>> begin Data in this exercise

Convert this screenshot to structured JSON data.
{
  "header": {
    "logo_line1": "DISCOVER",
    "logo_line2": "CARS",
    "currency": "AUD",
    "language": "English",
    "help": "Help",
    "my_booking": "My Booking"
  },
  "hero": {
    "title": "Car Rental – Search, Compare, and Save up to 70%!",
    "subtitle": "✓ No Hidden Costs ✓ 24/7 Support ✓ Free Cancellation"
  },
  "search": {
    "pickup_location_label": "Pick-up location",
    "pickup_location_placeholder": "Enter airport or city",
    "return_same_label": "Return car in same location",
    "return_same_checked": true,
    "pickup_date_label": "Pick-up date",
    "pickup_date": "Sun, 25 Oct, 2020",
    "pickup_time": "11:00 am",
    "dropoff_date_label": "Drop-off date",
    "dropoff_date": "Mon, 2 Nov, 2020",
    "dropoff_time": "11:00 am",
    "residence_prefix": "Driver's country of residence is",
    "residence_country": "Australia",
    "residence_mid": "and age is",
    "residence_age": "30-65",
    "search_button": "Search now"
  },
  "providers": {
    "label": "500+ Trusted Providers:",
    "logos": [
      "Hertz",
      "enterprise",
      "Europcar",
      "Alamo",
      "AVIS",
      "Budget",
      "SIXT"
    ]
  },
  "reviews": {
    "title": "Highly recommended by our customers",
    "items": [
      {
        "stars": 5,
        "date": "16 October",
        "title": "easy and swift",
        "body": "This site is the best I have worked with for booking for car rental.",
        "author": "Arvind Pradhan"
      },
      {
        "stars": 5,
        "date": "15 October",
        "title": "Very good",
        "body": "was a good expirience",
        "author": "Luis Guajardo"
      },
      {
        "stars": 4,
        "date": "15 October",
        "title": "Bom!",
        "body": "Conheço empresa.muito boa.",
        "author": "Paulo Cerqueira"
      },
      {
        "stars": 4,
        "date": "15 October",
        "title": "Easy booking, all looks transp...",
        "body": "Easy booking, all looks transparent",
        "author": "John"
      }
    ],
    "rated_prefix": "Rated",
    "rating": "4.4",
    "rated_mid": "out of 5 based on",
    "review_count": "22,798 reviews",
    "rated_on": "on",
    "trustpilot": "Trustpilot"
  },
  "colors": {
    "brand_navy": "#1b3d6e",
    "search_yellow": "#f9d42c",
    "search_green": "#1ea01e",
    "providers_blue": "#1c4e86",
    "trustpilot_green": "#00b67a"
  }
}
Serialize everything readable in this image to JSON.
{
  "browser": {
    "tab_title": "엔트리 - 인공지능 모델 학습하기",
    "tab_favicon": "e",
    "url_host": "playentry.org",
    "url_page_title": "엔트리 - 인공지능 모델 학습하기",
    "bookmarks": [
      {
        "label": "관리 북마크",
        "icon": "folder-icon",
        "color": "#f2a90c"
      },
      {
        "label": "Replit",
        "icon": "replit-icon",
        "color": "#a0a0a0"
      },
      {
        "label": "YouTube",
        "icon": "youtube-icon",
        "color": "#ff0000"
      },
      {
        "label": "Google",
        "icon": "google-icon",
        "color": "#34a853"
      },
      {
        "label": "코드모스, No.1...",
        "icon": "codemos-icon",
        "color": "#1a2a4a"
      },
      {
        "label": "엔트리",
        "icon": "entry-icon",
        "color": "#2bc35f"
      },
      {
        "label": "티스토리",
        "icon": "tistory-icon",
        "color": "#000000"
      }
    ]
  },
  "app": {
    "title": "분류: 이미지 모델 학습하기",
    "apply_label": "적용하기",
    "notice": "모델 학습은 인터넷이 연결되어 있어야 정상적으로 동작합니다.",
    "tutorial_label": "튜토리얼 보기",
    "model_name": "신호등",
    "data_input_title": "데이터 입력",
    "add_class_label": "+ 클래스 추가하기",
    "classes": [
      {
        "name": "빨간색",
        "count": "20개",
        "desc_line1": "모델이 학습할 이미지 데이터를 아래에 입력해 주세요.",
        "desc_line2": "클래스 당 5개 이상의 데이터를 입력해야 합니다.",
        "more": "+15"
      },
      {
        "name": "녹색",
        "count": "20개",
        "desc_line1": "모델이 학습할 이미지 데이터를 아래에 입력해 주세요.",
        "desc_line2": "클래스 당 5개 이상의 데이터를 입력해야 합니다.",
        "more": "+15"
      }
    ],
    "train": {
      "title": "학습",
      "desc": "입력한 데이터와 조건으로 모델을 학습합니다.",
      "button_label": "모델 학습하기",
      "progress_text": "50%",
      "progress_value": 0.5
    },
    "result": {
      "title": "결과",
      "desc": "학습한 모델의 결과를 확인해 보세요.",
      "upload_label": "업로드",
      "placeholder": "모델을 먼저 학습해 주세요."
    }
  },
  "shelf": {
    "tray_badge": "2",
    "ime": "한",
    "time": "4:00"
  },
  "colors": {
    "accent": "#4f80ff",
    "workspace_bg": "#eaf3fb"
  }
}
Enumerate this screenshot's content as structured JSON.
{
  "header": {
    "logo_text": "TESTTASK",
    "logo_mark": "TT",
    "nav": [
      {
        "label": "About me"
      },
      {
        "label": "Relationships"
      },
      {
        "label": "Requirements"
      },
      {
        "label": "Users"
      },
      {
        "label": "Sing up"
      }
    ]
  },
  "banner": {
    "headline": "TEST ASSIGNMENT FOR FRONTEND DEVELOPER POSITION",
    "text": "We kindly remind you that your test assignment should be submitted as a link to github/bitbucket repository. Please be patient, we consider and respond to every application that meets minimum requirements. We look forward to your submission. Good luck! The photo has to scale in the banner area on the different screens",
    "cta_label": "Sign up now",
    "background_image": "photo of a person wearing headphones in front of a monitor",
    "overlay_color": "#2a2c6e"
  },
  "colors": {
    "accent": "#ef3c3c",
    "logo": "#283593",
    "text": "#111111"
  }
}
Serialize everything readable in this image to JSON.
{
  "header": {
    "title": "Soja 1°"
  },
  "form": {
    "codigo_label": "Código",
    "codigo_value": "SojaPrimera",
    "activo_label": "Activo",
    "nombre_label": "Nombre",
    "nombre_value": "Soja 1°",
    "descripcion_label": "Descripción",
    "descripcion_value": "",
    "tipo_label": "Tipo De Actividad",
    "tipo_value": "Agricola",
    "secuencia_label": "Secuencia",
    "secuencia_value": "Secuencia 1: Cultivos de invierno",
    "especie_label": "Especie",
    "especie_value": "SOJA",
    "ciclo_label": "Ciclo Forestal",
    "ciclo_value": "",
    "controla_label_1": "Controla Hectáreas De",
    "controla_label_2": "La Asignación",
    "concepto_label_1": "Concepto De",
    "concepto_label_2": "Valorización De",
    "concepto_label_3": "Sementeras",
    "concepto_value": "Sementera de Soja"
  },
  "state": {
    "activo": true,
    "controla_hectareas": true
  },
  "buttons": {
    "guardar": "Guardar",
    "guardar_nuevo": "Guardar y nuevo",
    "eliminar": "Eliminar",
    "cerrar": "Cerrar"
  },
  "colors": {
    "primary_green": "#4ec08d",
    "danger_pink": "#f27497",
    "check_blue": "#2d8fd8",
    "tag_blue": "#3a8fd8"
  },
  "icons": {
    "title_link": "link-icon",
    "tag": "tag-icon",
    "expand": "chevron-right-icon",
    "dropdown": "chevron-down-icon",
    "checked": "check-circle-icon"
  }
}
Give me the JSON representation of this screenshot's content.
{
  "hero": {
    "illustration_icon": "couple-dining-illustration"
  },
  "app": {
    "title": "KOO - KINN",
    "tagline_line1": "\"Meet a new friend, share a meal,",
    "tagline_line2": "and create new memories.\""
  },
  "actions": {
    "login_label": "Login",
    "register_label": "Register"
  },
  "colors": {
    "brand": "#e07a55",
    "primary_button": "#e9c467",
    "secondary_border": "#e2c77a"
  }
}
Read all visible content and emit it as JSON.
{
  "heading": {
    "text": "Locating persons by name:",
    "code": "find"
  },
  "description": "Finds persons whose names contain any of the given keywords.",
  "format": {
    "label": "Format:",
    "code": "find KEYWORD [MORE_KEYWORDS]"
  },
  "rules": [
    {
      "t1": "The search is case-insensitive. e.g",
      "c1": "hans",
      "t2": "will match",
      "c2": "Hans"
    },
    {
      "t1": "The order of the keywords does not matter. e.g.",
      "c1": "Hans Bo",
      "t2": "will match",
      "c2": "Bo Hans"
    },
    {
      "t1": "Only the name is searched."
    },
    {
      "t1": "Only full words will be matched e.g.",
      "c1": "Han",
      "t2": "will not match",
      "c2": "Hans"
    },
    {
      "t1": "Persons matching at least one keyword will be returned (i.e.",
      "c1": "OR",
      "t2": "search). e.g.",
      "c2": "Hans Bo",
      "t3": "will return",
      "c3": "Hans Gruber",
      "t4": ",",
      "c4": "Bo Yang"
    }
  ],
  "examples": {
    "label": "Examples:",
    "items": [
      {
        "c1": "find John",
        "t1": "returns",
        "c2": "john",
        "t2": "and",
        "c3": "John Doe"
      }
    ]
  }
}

>> end Data in this exercise

§ **Given request**: What is the number of lines in the listing that contain the string "Only"? Reply with that number alone.

§ **Output below**: 2